_What needs to be done_:
Filter the data for lines with the word "τούτου", then copy every line so identified.

_Data for processing_:
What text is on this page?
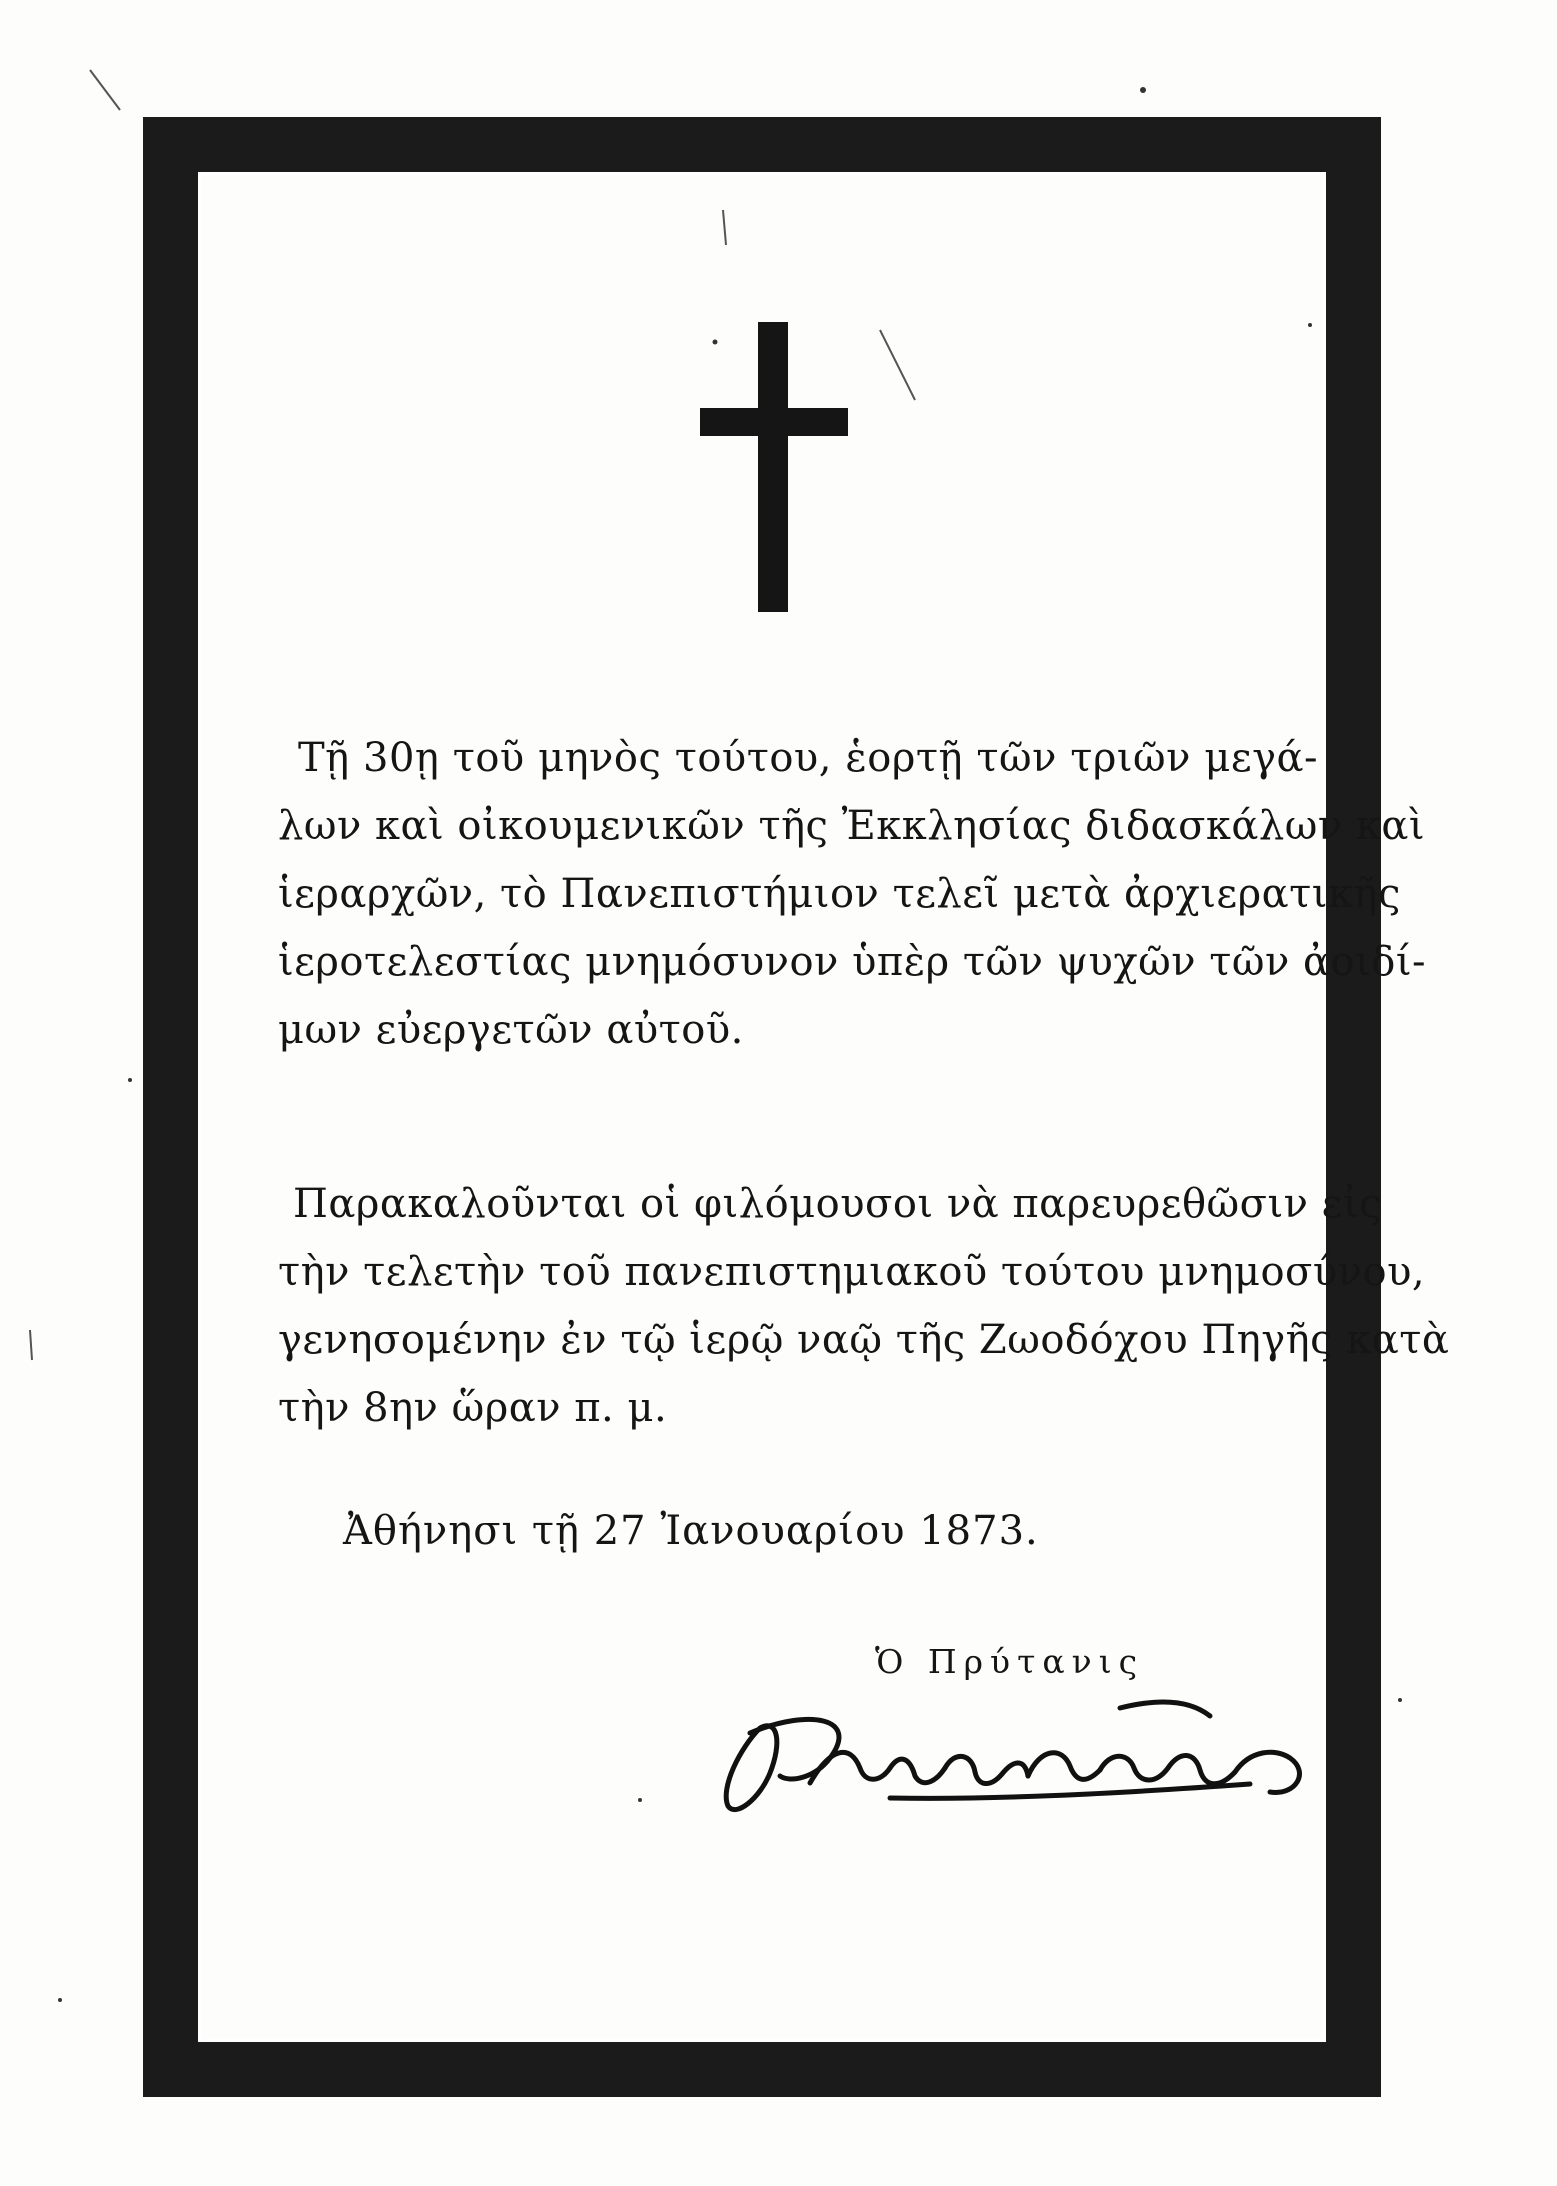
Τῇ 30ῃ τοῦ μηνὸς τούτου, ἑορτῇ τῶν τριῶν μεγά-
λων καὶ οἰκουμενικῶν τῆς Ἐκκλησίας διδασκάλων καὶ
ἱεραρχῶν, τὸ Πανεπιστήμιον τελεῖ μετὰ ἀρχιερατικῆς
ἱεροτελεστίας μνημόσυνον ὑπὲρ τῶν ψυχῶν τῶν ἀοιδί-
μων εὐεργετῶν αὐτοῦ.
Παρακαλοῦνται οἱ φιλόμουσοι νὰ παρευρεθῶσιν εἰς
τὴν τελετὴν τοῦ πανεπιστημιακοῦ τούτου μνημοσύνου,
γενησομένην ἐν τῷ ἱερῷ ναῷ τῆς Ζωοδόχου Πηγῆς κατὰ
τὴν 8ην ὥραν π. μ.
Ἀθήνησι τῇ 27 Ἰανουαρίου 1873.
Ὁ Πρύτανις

_Problem solution_:
Τῇ 30ῃ τοῦ μηνὸς τούτου, ἑορτῇ τῶν τριῶν μεγά-
τὴν τελετὴν τοῦ πανεπιστημιακοῦ τούτου μνημοσύνου,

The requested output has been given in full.